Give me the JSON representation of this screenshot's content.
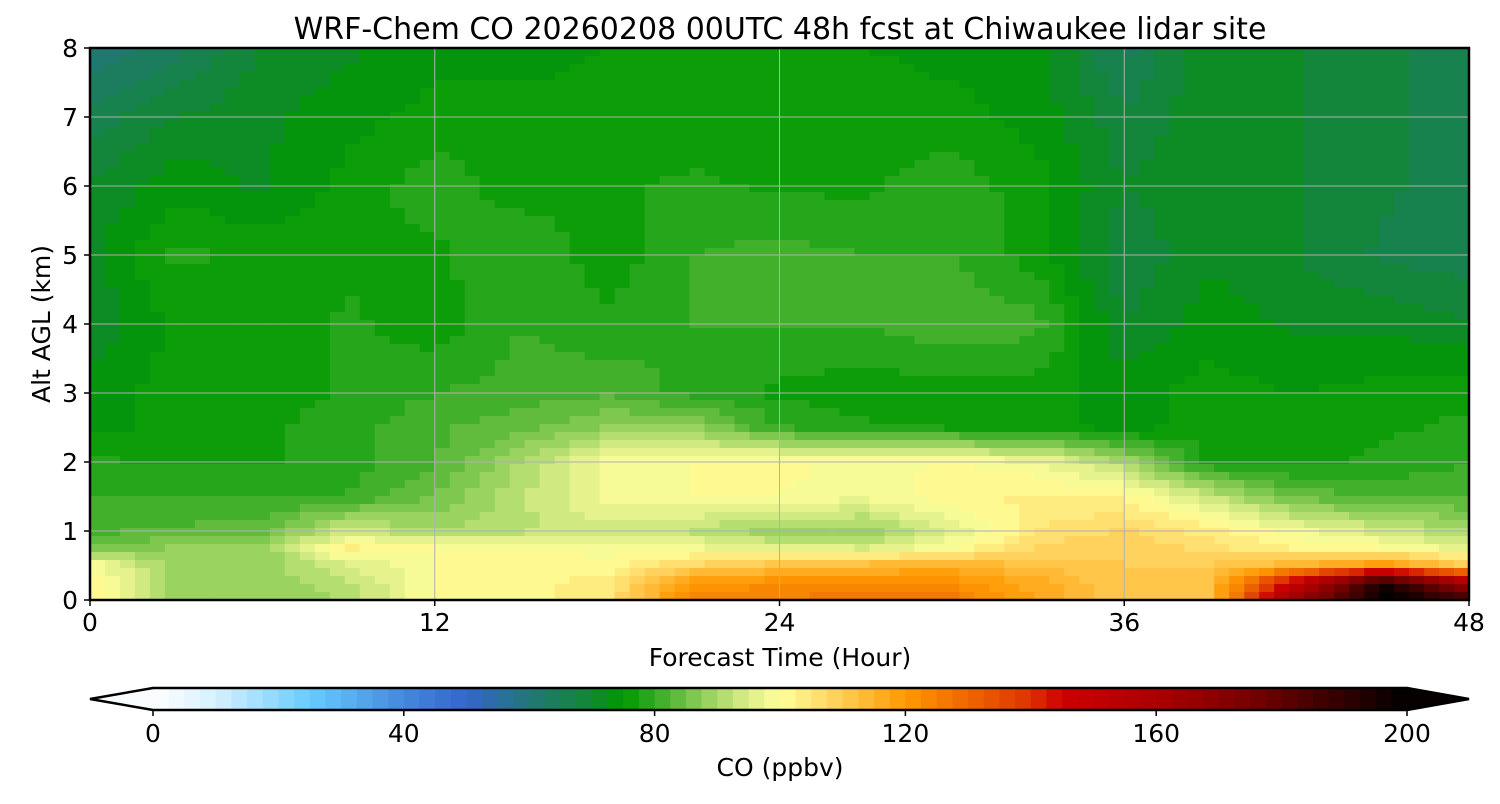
{
  "chart_data": {
    "type": "heatmap",
    "title": "WRF-Chem CO  20260208 00UTC 48h fcst at Chiwaukee lidar site",
    "xlabel": "Forecast Time (Hour)",
    "ylabel": "Alt AGL (km)",
    "xlim": [
      0,
      48
    ],
    "ylim": [
      0,
      8
    ],
    "xticks": [
      "0",
      "12",
      "24",
      "36",
      "48"
    ],
    "yticks": [
      "0",
      "1",
      "2",
      "3",
      "4",
      "5",
      "6",
      "7",
      "8"
    ],
    "grid": true,
    "x": [
      0,
      3,
      6,
      9,
      12,
      15,
      18,
      21,
      24,
      27,
      30,
      33,
      36,
      39,
      42,
      45,
      48
    ],
    "y": [
      0,
      0.25,
      0.5,
      0.75,
      1,
      1.5,
      2,
      2.5,
      3,
      4,
      5,
      6,
      7,
      8
    ],
    "z": [
      [
        104,
        88,
        88,
        90,
        100,
        101,
        105,
        125,
        125,
        127,
        126,
        118,
        110,
        112,
        165,
        200,
        190
      ],
      [
        102,
        88,
        88,
        92,
        100,
        101,
        104,
        120,
        122,
        123,
        122,
        116,
        110,
        112,
        150,
        195,
        160
      ],
      [
        100,
        88,
        88,
        95,
        100,
        101,
        101,
        108,
        112,
        114,
        115,
        112,
        110,
        110,
        115,
        120,
        110
      ],
      [
        85,
        88,
        88,
        103,
        100,
        100,
        99,
        98,
        96,
        95,
        100,
        108,
        110,
        106,
        102,
        100,
        96
      ],
      [
        82,
        83,
        84,
        94,
        90,
        92,
        94,
        92,
        88,
        88,
        95,
        105,
        108,
        104,
        98,
        94,
        90
      ],
      [
        80,
        80,
        80,
        80,
        85,
        92,
        98,
        100,
        100,
        98,
        102,
        103,
        102,
        93,
        84,
        82,
        82
      ],
      [
        78,
        77,
        77,
        79,
        82,
        90,
        99,
        100,
        101,
        99,
        100,
        98,
        90,
        77,
        77,
        78,
        80
      ],
      [
        74,
        76,
        77,
        79,
        82,
        84,
        88,
        88,
        80,
        78,
        77,
        76,
        74,
        76,
        76,
        77,
        78
      ],
      [
        74,
        76,
        76,
        78,
        80,
        81,
        82,
        79,
        77,
        76,
        76,
        76,
        74,
        76,
        75,
        76,
        77
      ],
      [
        70,
        76,
        75,
        78,
        76,
        80,
        78,
        80,
        80,
        80,
        82,
        81,
        70,
        74,
        72,
        72,
        70
      ],
      [
        72,
        78,
        77,
        77,
        77,
        80,
        76,
        80,
        81,
        80,
        80,
        76,
        68,
        72,
        70,
        67,
        66
      ],
      [
        70,
        74,
        72,
        76,
        79,
        76,
        77,
        78,
        77,
        77,
        79,
        76,
        70,
        72,
        70,
        68,
        66
      ],
      [
        66,
        70,
        72,
        74,
        76,
        76,
        76,
        76,
        76,
        77,
        76,
        74,
        68,
        72,
        70,
        68,
        66
      ],
      [
        60,
        64,
        70,
        72,
        74,
        74,
        75,
        75,
        75,
        75,
        74,
        74,
        64,
        72,
        70,
        68,
        66
      ]
    ],
    "colorbar": {
      "label": "CO  (ppbv)",
      "range": [
        0,
        200
      ],
      "step": 2.5,
      "ticks": [
        "0",
        "40",
        "80",
        "120",
        "160",
        "200"
      ],
      "extend": "both",
      "stops": [
        [
          0,
          "#ffffff"
        ],
        [
          10,
          "#d6f0ff"
        ],
        [
          25,
          "#66ccff"
        ],
        [
          40,
          "#4488dd"
        ],
        [
          50,
          "#3366cc"
        ],
        [
          60,
          "#227777"
        ],
        [
          70,
          "#118833"
        ],
        [
          75,
          "#009900"
        ],
        [
          80,
          "#33aa22"
        ],
        [
          87,
          "#88cc55"
        ],
        [
          95,
          "#ddee88"
        ],
        [
          100,
          "#ffff99"
        ],
        [
          110,
          "#ffcc55"
        ],
        [
          120,
          "#ff9900"
        ],
        [
          130,
          "#ee6600"
        ],
        [
          140,
          "#dd3300"
        ],
        [
          145,
          "#cc0000"
        ],
        [
          160,
          "#aa0000"
        ],
        [
          175,
          "#770000"
        ],
        [
          200,
          "#000000"
        ]
      ]
    }
  }
}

----------------------------------------

### BRIEF
Without the images, write out each line of the data verbatim.

### RESULT OF THE EXERCISE
Give me the JSON representation of this screenshot's content.
{
  "chart_data": {
    "type": "heatmap",
    "title": "WRF-Chem CO  20260208 00UTC 48h fcst at Chiwaukee lidar site",
    "xlabel": "Forecast Time (Hour)",
    "ylabel": "Alt AGL (km)",
    "xlim": [
      0,
      48
    ],
    "ylim": [
      0,
      8
    ],
    "xticks": [
      "0",
      "12",
      "24",
      "36",
      "48"
    ],
    "yticks": [
      "0",
      "1",
      "2",
      "3",
      "4",
      "5",
      "6",
      "7",
      "8"
    ],
    "grid": true,
    "x": [
      0,
      3,
      6,
      9,
      12,
      15,
      18,
      21,
      24,
      27,
      30,
      33,
      36,
      39,
      42,
      45,
      48
    ],
    "y": [
      0,
      0.25,
      0.5,
      0.75,
      1,
      1.5,
      2,
      2.5,
      3,
      4,
      5,
      6,
      7,
      8
    ],
    "z": [
      [
        104,
        88,
        88,
        90,
        100,
        101,
        105,
        125,
        125,
        127,
        126,
        118,
        110,
        112,
        165,
        200,
        190
      ],
      [
        102,
        88,
        88,
        92,
        100,
        101,
        104,
        120,
        122,
        123,
        122,
        116,
        110,
        112,
        150,
        195,
        160
      ],
      [
        100,
        88,
        88,
        95,
        100,
        101,
        101,
        108,
        112,
        114,
        115,
        112,
        110,
        110,
        115,
        120,
        110
      ],
      [
        85,
        88,
        88,
        103,
        100,
        100,
        99,
        98,
        96,
        95,
        100,
        108,
        110,
        106,
        102,
        100,
        96
      ],
      [
        82,
        83,
        84,
        94,
        90,
        92,
        94,
        92,
        88,
        88,
        95,
        105,
        108,
        104,
        98,
        94,
        90
      ],
      [
        80,
        80,
        80,
        80,
        85,
        92,
        98,
        100,
        100,
        98,
        102,
        103,
        102,
        93,
        84,
        82,
        82
      ],
      [
        78,
        77,
        77,
        79,
        82,
        90,
        99,
        100,
        101,
        99,
        100,
        98,
        90,
        77,
        77,
        78,
        80
      ],
      [
        74,
        76,
        77,
        79,
        82,
        84,
        88,
        88,
        80,
        78,
        77,
        76,
        74,
        76,
        76,
        77,
        78
      ],
      [
        74,
        76,
        76,
        78,
        80,
        81,
        82,
        79,
        77,
        76,
        76,
        76,
        74,
        76,
        75,
        76,
        77
      ],
      [
        70,
        76,
        75,
        78,
        76,
        80,
        78,
        80,
        80,
        80,
        82,
        81,
        70,
        74,
        72,
        72,
        70
      ],
      [
        72,
        78,
        77,
        77,
        77,
        80,
        76,
        80,
        81,
        80,
        80,
        76,
        68,
        72,
        70,
        67,
        66
      ],
      [
        70,
        74,
        72,
        76,
        79,
        76,
        77,
        78,
        77,
        77,
        79,
        76,
        70,
        72,
        70,
        68,
        66
      ],
      [
        66,
        70,
        72,
        74,
        76,
        76,
        76,
        76,
        76,
        77,
        76,
        74,
        68,
        72,
        70,
        68,
        66
      ],
      [
        60,
        64,
        70,
        72,
        74,
        74,
        75,
        75,
        75,
        75,
        74,
        74,
        64,
        72,
        70,
        68,
        66
      ]
    ],
    "colorbar": {
      "label": "CO  (ppbv)",
      "range": [
        0,
        200
      ],
      "step": 2.5,
      "ticks": [
        "0",
        "40",
        "80",
        "120",
        "160",
        "200"
      ],
      "extend": "both",
      "stops": [
        [
          0,
          "#ffffff"
        ],
        [
          10,
          "#d6f0ff"
        ],
        [
          25,
          "#66ccff"
        ],
        [
          40,
          "#4488dd"
        ],
        [
          50,
          "#3366cc"
        ],
        [
          60,
          "#227777"
        ],
        [
          70,
          "#118833"
        ],
        [
          75,
          "#009900"
        ],
        [
          80,
          "#33aa22"
        ],
        [
          87,
          "#88cc55"
        ],
        [
          95,
          "#ddee88"
        ],
        [
          100,
          "#ffff99"
        ],
        [
          110,
          "#ffcc55"
        ],
        [
          120,
          "#ff9900"
        ],
        [
          130,
          "#ee6600"
        ],
        [
          140,
          "#dd3300"
        ],
        [
          145,
          "#cc0000"
        ],
        [
          160,
          "#aa0000"
        ],
        [
          175,
          "#770000"
        ],
        [
          200,
          "#000000"
        ]
      ]
    }
  }
}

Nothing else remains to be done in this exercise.